Input:
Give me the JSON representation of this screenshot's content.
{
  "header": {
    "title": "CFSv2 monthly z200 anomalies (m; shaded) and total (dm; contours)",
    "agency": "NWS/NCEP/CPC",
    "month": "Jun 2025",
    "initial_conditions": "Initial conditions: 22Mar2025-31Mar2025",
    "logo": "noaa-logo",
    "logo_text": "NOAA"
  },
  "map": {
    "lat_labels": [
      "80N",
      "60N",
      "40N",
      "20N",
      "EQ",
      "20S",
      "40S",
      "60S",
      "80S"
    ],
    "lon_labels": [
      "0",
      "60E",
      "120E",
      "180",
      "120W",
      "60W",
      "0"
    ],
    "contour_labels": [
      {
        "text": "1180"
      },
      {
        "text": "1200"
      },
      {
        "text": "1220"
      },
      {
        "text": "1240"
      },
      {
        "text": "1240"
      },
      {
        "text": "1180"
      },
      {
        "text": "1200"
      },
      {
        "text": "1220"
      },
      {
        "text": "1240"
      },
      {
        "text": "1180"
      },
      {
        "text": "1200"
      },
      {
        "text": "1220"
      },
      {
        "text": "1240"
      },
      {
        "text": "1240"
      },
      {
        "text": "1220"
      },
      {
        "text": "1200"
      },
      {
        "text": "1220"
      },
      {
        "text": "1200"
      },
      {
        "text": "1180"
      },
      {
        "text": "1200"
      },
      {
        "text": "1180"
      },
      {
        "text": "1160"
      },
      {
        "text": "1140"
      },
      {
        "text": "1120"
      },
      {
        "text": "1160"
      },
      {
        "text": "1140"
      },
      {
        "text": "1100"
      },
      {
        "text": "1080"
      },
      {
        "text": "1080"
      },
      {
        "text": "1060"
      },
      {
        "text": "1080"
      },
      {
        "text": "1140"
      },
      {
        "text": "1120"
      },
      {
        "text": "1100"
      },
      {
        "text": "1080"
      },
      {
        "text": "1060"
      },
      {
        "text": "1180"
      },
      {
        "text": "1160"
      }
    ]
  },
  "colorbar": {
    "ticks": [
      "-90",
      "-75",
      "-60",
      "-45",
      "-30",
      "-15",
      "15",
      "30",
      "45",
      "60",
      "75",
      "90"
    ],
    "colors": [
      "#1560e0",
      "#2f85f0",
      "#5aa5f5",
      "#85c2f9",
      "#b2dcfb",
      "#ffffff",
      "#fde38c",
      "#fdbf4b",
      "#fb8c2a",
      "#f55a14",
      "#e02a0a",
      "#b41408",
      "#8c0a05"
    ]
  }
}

Written problem:
Each record above must be given again exactly.

Solution to the exercise:
Give me the JSON representation of this screenshot's content.
{
  "header": {
    "title": "CFSv2 monthly z200 anomalies (m; shaded) and total (dm; contours)",
    "agency": "NWS/NCEP/CPC",
    "month": "Jun 2025",
    "initial_conditions": "Initial conditions: 22Mar2025-31Mar2025",
    "logo": "noaa-logo",
    "logo_text": "NOAA"
  },
  "map": {
    "lat_labels": [
      "80N",
      "60N",
      "40N",
      "20N",
      "EQ",
      "20S",
      "40S",
      "60S",
      "80S"
    ],
    "lon_labels": [
      "0",
      "60E",
      "120E",
      "180",
      "120W",
      "60W",
      "0"
    ],
    "contour_labels": [
      {
        "text": "1180"
      },
      {
        "text": "1200"
      },
      {
        "text": "1220"
      },
      {
        "text": "1240"
      },
      {
        "text": "1240"
      },
      {
        "text": "1180"
      },
      {
        "text": "1200"
      },
      {
        "text": "1220"
      },
      {
        "text": "1240"
      },
      {
        "text": "1180"
      },
      {
        "text": "1200"
      },
      {
        "text": "1220"
      },
      {
        "text": "1240"
      },
      {
        "text": "1240"
      },
      {
        "text": "1220"
      },
      {
        "text": "1200"
      },
      {
        "text": "1220"
      },
      {
        "text": "1200"
      },
      {
        "text": "1180"
      },
      {
        "text": "1200"
      },
      {
        "text": "1180"
      },
      {
        "text": "1160"
      },
      {
        "text": "1140"
      },
      {
        "text": "1120"
      },
      {
        "text": "1160"
      },
      {
        "text": "1140"
      },
      {
        "text": "1100"
      },
      {
        "text": "1080"
      },
      {
        "text": "1080"
      },
      {
        "text": "1060"
      },
      {
        "text": "1080"
      },
      {
        "text": "1140"
      },
      {
        "text": "1120"
      },
      {
        "text": "1100"
      },
      {
        "text": "1080"
      },
      {
        "text": "1060"
      },
      {
        "text": "1180"
      },
      {
        "text": "1160"
      }
    ]
  },
  "colorbar": {
    "ticks": [
      "-90",
      "-75",
      "-60",
      "-45",
      "-30",
      "-15",
      "15",
      "30",
      "45",
      "60",
      "75",
      "90"
    ],
    "colors": [
      "#1560e0",
      "#2f85f0",
      "#5aa5f5",
      "#85c2f9",
      "#b2dcfb",
      "#ffffff",
      "#fde38c",
      "#fdbf4b",
      "#fb8c2a",
      "#f55a14",
      "#e02a0a",
      "#b41408",
      "#8c0a05"
    ]
  }
}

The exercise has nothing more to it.